WHAT IS REQUIRED:
Copy each of the entries below line for line, with no changes to any character.

— Start —

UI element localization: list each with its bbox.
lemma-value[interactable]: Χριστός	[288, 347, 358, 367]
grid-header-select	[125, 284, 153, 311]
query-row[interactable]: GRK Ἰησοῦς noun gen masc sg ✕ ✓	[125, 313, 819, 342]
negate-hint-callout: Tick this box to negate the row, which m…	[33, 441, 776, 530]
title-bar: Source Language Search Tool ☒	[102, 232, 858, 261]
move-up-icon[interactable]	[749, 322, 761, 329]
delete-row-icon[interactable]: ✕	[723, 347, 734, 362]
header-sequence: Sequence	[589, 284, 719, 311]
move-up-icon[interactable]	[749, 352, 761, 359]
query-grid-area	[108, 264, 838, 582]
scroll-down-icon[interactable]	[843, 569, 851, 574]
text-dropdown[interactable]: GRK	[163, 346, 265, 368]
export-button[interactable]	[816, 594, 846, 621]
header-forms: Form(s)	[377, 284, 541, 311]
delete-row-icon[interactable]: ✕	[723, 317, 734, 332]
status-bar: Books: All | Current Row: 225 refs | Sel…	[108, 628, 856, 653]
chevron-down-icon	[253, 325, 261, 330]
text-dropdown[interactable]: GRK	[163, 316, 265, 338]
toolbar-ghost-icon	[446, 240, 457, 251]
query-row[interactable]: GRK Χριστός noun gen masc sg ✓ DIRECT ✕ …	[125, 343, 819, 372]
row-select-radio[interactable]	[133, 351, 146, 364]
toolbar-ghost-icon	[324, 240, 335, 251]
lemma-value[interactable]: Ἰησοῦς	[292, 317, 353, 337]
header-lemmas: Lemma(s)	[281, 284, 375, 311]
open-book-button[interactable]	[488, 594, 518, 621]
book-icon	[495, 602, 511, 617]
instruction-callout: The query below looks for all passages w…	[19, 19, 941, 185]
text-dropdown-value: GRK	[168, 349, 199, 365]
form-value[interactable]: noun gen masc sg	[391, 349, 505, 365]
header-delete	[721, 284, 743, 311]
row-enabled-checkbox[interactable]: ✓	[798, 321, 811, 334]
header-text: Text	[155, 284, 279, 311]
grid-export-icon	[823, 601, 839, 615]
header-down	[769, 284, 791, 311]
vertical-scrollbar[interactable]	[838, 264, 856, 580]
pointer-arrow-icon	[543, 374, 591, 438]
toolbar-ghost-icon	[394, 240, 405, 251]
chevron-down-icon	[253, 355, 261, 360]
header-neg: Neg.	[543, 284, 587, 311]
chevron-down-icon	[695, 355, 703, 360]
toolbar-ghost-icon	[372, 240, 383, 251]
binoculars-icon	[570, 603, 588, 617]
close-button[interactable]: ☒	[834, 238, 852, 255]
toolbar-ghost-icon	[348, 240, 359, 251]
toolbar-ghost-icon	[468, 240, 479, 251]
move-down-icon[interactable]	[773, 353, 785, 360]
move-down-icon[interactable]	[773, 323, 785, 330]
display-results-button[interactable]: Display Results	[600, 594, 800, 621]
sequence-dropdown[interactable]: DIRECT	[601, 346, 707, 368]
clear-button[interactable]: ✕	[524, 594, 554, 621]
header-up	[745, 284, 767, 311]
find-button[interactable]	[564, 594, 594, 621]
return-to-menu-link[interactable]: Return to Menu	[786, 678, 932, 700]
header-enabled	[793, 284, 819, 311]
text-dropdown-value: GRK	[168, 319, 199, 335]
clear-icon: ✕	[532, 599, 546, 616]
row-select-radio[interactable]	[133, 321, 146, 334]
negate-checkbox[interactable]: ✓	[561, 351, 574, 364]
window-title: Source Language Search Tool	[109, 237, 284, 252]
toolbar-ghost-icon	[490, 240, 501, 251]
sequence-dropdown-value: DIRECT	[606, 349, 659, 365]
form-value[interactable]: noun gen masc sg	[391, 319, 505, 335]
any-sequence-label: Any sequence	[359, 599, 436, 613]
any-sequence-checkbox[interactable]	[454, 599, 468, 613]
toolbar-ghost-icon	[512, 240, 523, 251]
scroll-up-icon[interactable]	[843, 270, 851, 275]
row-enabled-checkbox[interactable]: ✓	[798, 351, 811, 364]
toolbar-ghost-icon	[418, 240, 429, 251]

— End —

RESULT BELOW:
UI element localization: list each with its bbox.
lemma-value[interactable]: Χριστός	[288, 347, 358, 367]
grid-header-select	[125, 284, 153, 311]
query-row[interactable]: GRK Ἰησοῦς noun gen masc sg ✕ ✓	[125, 313, 819, 342]
negate-hint-callout: Tick this box to negate the row, which m…	[33, 441, 776, 530]
title-bar: Source Language Search Tool ☒	[102, 232, 858, 261]
move-up-icon[interactable]	[749, 322, 761, 329]
delete-row-icon[interactable]: ✕	[723, 347, 734, 362]
header-sequence: Sequence	[589, 284, 719, 311]
move-up-icon[interactable]	[749, 352, 761, 359]
query-grid-area	[108, 264, 838, 582]
scroll-down-icon[interactable]	[843, 569, 851, 574]
text-dropdown[interactable]: GRK	[163, 346, 265, 368]
export-button[interactable]	[816, 594, 846, 621]
header-forms: Form(s)	[377, 284, 541, 311]
delete-row-icon[interactable]: ✕	[723, 317, 734, 332]
status-bar: Books: All | Current Row: 225 refs | Sel…	[108, 628, 856, 653]
chevron-down-icon	[253, 325, 261, 330]
text-dropdown[interactable]: GRK	[163, 316, 265, 338]
toolbar-ghost-icon	[446, 240, 457, 251]
query-row[interactable]: GRK Χριστός noun gen masc sg ✓ DIRECT ✕ …	[125, 343, 819, 372]
row-select-radio[interactable]	[133, 351, 146, 364]
toolbar-ghost-icon	[324, 240, 335, 251]
lemma-value[interactable]: Ἰησοῦς	[292, 317, 353, 337]
header-lemmas: Lemma(s)	[281, 284, 375, 311]
open-book-button[interactable]	[488, 594, 518, 621]
book-icon	[495, 602, 511, 617]
instruction-callout: The query below looks for all passages w…	[19, 19, 941, 185]
text-dropdown-value: GRK	[168, 349, 199, 365]
form-value[interactable]: noun gen masc sg	[391, 349, 505, 365]
header-delete	[721, 284, 743, 311]
row-enabled-checkbox[interactable]: ✓	[798, 321, 811, 334]
header-text: Text	[155, 284, 279, 311]
grid-export-icon	[823, 601, 839, 615]
header-down	[769, 284, 791, 311]
vertical-scrollbar[interactable]	[838, 264, 856, 580]
pointer-arrow-icon	[543, 374, 591, 438]
toolbar-ghost-icon	[394, 240, 405, 251]
chevron-down-icon	[253, 355, 261, 360]
header-neg: Neg.	[543, 284, 587, 311]
chevron-down-icon	[695, 355, 703, 360]
toolbar-ghost-icon	[372, 240, 383, 251]
binoculars-icon	[570, 603, 588, 617]
close-button[interactable]: ☒	[834, 238, 852, 255]
toolbar-ghost-icon	[348, 240, 359, 251]
toolbar-ghost-icon	[468, 240, 479, 251]
move-down-icon[interactable]	[773, 353, 785, 360]
move-down-icon[interactable]	[773, 323, 785, 330]
display-results-button[interactable]: Display Results	[600, 594, 800, 621]
sequence-dropdown[interactable]: DIRECT	[601, 346, 707, 368]
clear-button[interactable]: ✕	[524, 594, 554, 621]
header-up	[745, 284, 767, 311]
find-button[interactable]	[564, 594, 594, 621]
return-to-menu-link[interactable]: Return to Menu	[786, 678, 932, 700]
header-enabled	[793, 284, 819, 311]
text-dropdown-value: GRK	[168, 319, 199, 335]
clear-icon: ✕	[532, 599, 546, 616]
row-select-radio[interactable]	[133, 321, 146, 334]
negate-checkbox[interactable]: ✓	[561, 351, 574, 364]
window-title: Source Language Search Tool	[109, 237, 284, 252]
toolbar-ghost-icon	[490, 240, 501, 251]
sequence-dropdown-value: DIRECT	[606, 349, 659, 365]
form-value[interactable]: noun gen masc sg	[391, 319, 505, 335]
any-sequence-label: Any sequence	[359, 599, 436, 613]
any-sequence-checkbox[interactable]	[454, 599, 468, 613]
toolbar-ghost-icon	[512, 240, 523, 251]
scroll-up-icon[interactable]	[843, 270, 851, 275]
row-enabled-checkbox[interactable]: ✓	[798, 351, 811, 364]
toolbar-ghost-icon	[418, 240, 429, 251]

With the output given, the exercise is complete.